What to work on:
List all lines of the data containing the word "JSON".

[BEGIN]

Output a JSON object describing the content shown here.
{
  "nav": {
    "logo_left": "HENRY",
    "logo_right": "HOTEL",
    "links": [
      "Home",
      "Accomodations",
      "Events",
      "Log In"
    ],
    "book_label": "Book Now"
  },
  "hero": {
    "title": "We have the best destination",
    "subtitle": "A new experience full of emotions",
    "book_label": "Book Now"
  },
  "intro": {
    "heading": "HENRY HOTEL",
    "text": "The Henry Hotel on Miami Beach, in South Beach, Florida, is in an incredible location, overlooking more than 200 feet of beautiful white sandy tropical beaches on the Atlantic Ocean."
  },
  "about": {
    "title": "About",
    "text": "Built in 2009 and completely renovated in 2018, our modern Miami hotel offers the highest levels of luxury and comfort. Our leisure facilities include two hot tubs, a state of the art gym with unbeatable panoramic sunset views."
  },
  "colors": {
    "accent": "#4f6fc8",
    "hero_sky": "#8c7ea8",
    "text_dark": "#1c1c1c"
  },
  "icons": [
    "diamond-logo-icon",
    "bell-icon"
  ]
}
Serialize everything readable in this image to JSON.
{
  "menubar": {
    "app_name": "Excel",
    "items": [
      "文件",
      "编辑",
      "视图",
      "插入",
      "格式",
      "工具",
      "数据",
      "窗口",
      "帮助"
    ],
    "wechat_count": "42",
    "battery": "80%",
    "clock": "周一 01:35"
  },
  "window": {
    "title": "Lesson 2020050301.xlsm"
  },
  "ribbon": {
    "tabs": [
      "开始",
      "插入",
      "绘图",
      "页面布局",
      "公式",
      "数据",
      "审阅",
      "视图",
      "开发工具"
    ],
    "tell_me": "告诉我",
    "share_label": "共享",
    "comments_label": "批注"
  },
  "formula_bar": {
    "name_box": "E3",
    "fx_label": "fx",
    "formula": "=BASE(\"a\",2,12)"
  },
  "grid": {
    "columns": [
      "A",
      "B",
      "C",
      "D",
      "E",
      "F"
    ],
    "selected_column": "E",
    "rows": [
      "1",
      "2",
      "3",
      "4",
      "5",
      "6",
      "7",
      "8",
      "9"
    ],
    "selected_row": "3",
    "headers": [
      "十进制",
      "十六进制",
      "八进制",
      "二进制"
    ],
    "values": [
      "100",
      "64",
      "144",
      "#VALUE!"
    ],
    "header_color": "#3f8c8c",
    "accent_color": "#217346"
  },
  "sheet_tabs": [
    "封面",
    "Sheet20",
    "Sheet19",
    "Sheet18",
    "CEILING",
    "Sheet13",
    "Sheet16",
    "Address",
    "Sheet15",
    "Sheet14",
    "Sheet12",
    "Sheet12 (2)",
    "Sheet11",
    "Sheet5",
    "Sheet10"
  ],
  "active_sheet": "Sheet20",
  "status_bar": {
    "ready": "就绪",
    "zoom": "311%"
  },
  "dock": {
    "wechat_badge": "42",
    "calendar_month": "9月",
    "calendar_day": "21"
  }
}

[END]

Result of the task:
Output a JSON object describing the content shown here.
Serialize everything readable in this image to JSON.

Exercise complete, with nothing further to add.